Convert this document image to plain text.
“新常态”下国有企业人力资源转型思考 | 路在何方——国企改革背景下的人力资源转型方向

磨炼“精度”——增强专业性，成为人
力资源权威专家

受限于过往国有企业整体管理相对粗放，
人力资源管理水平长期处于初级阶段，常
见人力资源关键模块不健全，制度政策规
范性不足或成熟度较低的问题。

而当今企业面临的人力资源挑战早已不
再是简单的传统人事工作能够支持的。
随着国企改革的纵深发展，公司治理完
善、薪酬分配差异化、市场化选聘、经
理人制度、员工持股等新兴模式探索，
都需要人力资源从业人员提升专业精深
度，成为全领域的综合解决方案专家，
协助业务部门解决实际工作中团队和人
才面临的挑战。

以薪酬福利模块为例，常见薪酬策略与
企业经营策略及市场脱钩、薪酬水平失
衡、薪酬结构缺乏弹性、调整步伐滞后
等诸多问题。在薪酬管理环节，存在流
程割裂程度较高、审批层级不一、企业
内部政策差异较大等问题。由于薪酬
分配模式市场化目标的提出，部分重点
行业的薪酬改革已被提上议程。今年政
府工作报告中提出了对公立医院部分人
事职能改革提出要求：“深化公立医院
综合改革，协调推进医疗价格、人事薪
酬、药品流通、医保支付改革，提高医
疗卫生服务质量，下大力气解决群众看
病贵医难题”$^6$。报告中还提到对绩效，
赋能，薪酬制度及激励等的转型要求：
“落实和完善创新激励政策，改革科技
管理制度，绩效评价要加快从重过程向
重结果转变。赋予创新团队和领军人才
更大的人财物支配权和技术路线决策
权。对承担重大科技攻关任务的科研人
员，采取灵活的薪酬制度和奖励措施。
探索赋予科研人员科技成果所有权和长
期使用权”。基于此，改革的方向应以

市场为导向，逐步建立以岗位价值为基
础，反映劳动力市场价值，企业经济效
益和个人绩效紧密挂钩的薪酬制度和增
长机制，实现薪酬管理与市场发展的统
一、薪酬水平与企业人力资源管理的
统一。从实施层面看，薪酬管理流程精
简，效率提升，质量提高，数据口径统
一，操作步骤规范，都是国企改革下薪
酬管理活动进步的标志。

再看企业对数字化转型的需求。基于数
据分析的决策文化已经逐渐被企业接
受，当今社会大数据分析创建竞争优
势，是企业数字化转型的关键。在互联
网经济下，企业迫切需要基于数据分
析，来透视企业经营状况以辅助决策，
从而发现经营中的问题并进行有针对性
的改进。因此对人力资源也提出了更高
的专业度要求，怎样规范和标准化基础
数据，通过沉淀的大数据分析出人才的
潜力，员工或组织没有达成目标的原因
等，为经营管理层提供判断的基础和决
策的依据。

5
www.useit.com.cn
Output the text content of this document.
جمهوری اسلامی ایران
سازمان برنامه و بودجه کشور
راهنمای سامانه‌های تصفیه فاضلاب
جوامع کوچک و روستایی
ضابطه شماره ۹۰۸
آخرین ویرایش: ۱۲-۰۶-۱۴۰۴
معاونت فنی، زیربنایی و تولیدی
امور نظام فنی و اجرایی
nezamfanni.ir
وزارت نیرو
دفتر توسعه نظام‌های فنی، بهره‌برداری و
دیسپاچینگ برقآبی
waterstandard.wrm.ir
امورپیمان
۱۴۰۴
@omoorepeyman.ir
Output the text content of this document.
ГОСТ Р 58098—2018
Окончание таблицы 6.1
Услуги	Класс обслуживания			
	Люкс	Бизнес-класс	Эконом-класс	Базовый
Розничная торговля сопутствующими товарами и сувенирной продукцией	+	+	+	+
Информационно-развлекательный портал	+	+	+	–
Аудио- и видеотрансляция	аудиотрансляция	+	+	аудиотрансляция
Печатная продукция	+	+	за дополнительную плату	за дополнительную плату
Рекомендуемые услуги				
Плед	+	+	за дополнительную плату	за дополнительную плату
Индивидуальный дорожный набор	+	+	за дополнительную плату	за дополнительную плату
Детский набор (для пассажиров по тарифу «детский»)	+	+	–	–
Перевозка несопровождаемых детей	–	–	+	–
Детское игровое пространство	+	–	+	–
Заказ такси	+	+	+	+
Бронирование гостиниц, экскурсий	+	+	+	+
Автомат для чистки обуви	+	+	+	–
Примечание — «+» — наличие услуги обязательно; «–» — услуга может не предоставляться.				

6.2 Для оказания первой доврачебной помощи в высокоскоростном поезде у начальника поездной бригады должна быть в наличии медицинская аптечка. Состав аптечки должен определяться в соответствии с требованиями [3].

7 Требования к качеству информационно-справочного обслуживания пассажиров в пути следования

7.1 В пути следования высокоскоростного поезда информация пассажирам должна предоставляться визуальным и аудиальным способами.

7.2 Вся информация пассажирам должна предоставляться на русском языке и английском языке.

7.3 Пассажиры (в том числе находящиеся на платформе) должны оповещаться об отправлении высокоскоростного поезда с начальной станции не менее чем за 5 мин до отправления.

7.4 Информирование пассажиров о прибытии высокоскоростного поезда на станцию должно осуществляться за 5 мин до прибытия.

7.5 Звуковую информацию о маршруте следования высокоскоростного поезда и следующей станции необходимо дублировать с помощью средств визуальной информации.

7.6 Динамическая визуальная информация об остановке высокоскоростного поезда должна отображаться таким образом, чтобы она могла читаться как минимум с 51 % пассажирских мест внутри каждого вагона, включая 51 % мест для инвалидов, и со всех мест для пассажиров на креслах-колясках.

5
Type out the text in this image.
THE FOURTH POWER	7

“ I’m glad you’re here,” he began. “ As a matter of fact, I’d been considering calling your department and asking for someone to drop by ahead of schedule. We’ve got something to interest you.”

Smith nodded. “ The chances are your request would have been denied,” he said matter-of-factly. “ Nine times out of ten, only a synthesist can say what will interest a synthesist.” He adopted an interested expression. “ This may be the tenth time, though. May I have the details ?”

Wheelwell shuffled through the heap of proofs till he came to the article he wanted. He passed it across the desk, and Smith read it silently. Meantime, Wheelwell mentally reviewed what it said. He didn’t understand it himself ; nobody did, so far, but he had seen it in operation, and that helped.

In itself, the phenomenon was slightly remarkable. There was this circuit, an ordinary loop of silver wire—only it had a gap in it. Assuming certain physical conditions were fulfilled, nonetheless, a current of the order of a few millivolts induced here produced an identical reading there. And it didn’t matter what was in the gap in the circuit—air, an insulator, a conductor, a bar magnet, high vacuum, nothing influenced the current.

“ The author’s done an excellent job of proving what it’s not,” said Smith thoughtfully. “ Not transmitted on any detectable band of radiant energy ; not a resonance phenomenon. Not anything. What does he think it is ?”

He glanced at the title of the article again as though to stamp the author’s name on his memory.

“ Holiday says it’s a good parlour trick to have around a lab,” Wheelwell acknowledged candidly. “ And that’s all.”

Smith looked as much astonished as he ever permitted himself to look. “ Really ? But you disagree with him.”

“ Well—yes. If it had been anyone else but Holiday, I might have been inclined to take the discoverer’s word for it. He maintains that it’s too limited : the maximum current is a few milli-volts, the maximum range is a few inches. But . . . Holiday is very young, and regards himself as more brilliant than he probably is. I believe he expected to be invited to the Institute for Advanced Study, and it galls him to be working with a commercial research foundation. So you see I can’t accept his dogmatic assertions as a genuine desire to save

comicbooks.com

Aim — Tally how many lines of the data include the word "набор". Write the number and nothing else.

Final result — 2